-- PROVIDED MATERIAL start --
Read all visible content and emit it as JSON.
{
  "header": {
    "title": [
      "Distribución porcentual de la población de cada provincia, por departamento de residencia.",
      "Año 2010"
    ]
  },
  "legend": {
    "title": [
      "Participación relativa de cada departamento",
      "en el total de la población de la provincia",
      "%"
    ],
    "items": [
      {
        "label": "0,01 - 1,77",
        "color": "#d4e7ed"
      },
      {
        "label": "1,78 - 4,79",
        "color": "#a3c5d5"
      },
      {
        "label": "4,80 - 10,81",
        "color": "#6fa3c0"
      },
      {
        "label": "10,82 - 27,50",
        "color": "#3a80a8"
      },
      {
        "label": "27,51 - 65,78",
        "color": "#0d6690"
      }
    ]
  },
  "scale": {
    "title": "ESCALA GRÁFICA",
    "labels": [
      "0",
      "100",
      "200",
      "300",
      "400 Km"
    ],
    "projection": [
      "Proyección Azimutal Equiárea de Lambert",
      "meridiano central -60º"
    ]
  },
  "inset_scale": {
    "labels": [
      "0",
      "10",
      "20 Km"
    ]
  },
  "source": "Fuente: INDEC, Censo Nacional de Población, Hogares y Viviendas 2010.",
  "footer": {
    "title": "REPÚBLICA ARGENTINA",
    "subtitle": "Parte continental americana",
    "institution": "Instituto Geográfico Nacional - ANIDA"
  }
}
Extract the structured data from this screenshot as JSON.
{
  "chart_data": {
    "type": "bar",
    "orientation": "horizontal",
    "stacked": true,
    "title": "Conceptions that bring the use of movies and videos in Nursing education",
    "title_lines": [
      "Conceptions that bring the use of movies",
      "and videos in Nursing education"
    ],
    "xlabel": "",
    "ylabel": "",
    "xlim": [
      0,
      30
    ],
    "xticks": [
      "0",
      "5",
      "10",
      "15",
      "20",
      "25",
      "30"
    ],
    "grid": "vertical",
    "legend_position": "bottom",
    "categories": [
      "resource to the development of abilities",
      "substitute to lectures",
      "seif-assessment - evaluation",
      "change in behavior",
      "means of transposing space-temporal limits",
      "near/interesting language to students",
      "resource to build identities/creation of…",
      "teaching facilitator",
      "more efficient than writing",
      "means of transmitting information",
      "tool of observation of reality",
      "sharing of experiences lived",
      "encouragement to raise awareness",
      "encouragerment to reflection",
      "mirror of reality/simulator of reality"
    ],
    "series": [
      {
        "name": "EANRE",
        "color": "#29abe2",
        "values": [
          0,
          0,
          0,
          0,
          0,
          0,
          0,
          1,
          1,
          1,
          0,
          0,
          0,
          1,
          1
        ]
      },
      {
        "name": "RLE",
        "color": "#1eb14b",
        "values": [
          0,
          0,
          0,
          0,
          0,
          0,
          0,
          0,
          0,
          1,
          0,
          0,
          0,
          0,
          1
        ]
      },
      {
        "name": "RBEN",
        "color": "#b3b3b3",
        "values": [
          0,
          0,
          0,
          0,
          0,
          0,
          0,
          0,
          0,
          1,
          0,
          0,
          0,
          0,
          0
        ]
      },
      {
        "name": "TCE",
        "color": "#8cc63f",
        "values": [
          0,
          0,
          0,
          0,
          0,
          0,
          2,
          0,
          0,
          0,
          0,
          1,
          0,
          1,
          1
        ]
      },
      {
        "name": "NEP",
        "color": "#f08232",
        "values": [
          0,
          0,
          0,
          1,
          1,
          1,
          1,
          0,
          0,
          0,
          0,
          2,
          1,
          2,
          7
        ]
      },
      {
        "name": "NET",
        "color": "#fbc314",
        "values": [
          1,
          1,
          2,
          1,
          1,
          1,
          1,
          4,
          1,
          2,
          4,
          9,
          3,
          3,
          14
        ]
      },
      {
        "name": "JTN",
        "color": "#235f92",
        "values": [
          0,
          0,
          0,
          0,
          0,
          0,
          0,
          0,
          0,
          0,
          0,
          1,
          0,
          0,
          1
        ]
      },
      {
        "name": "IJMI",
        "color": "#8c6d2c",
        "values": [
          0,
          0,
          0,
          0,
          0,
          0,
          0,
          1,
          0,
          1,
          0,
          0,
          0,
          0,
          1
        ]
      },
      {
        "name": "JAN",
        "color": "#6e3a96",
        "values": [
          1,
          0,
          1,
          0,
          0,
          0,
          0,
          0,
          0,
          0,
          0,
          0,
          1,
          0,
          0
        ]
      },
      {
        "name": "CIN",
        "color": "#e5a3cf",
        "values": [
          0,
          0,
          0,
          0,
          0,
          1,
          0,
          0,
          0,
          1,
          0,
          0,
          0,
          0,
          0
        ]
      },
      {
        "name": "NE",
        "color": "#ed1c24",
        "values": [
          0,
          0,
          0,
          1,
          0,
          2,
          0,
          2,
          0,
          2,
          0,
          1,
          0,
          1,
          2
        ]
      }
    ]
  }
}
-- PROVIDED MATERIAL end --
● **TASK STATEMENT**
Would you reproduce all the entries exactly?

● **CORRECT RESULT**
Read all visible content and emit it as JSON.
{
  "header": {
    "title": [
      "Distribución porcentual de la población de cada provincia, por departamento de residencia.",
      "Año 2010"
    ]
  },
  "legend": {
    "title": [
      "Participación relativa de cada departamento",
      "en el total de la población de la provincia",
      "%"
    ],
    "items": [
      {
        "label": "0,01 - 1,77",
        "color": "#d4e7ed"
      },
      {
        "label": "1,78 - 4,79",
        "color": "#a3c5d5"
      },
      {
        "label": "4,80 - 10,81",
        "color": "#6fa3c0"
      },
      {
        "label": "10,82 - 27,50",
        "color": "#3a80a8"
      },
      {
        "label": "27,51 - 65,78",
        "color": "#0d6690"
      }
    ]
  },
  "scale": {
    "title": "ESCALA GRÁFICA",
    "labels": [
      "0",
      "100",
      "200",
      "300",
      "400 Km"
    ],
    "projection": [
      "Proyección Azimutal Equiárea de Lambert",
      "meridiano central -60º"
    ]
  },
  "inset_scale": {
    "labels": [
      "0",
      "10",
      "20 Km"
    ]
  },
  "source": "Fuente: INDEC, Censo Nacional de Población, Hogares y Viviendas 2010.",
  "footer": {
    "title": "REPÚBLICA ARGENTINA",
    "subtitle": "Parte continental americana",
    "institution": "Instituto Geográfico Nacional - ANIDA"
  }
}
Extract the structured data from this screenshot as JSON.
{
  "chart_data": {
    "type": "bar",
    "orientation": "horizontal",
    "stacked": true,
    "title": "Conceptions that bring the use of movies and videos in Nursing education",
    "title_lines": [
      "Conceptions that bring the use of movies",
      "and videos in Nursing education"
    ],
    "xlabel": "",
    "ylabel": "",
    "xlim": [
      0,
      30
    ],
    "xticks": [
      "0",
      "5",
      "10",
      "15",
      "20",
      "25",
      "30"
    ],
    "grid": "vertical",
    "legend_position": "bottom",
    "categories": [
      "resource to the development of abilities",
      "substitute to lectures",
      "seif-assessment - evaluation",
      "change in behavior",
      "means of transposing space-temporal limits",
      "near/interesting language to students",
      "resource to build identities/creation of…",
      "teaching facilitator",
      "more efficient than writing",
      "means of transmitting information",
      "tool of observation of reality",
      "sharing of experiences lived",
      "encouragement to raise awareness",
      "encouragerment to reflection",
      "mirror of reality/simulator of reality"
    ],
    "series": [
      {
        "name": "EANRE",
        "color": "#29abe2",
        "values": [
          0,
          0,
          0,
          0,
          0,
          0,
          0,
          1,
          1,
          1,
          0,
          0,
          0,
          1,
          1
        ]
      },
      {
        "name": "RLE",
        "color": "#1eb14b",
        "values": [
          0,
          0,
          0,
          0,
          0,
          0,
          0,
          0,
          0,
          1,
          0,
          0,
          0,
          0,
          1
        ]
      },
      {
        "name": "RBEN",
        "color": "#b3b3b3",
        "values": [
          0,
          0,
          0,
          0,
          0,
          0,
          0,
          0,
          0,
          1,
          0,
          0,
          0,
          0,
          0
        ]
      },
      {
        "name": "TCE",
        "color": "#8cc63f",
        "values": [
          0,
          0,
          0,
          0,
          0,
          0,
          2,
          0,
          0,
          0,
          0,
          1,
          0,
          1,
          1
        ]
      },
      {
        "name": "NEP",
        "color": "#f08232",
        "values": [
          0,
          0,
          0,
          1,
          1,
          1,
          1,
          0,
          0,
          0,
          0,
          2,
          1,
          2,
          7
        ]
      },
      {
        "name": "NET",
        "color": "#fbc314",
        "values": [
          1,
          1,
          2,
          1,
          1,
          1,
          1,
          4,
          1,
          2,
          4,
          9,
          3,
          3,
          14
        ]
      },
      {
        "name": "JTN",
        "color": "#235f92",
        "values": [
          0,
          0,
          0,
          0,
          0,
          0,
          0,
          0,
          0,
          0,
          0,
          1,
          0,
          0,
          1
        ]
      },
      {
        "name": "IJMI",
        "color": "#8c6d2c",
        "values": [
          0,
          0,
          0,
          0,
          0,
          0,
          0,
          1,
          0,
          1,
          0,
          0,
          0,
          0,
          1
        ]
      },
      {
        "name": "JAN",
        "color": "#6e3a96",
        "values": [
          1,
          0,
          1,
          0,
          0,
          0,
          0,
          0,
          0,
          0,
          0,
          0,
          1,
          0,
          0
        ]
      },
      {
        "name": "CIN",
        "color": "#e5a3cf",
        "values": [
          0,
          0,
          0,
          0,
          0,
          1,
          0,
          0,
          0,
          1,
          0,
          0,
          0,
          0,
          0
        ]
      },
      {
        "name": "NE",
        "color": "#ed1c24",
        "values": [
          0,
          0,
          0,
          1,
          0,
          2,
          0,
          2,
          0,
          2,
          0,
          1,
          0,
          1,
          2
        ]
      }
    ]
  }
}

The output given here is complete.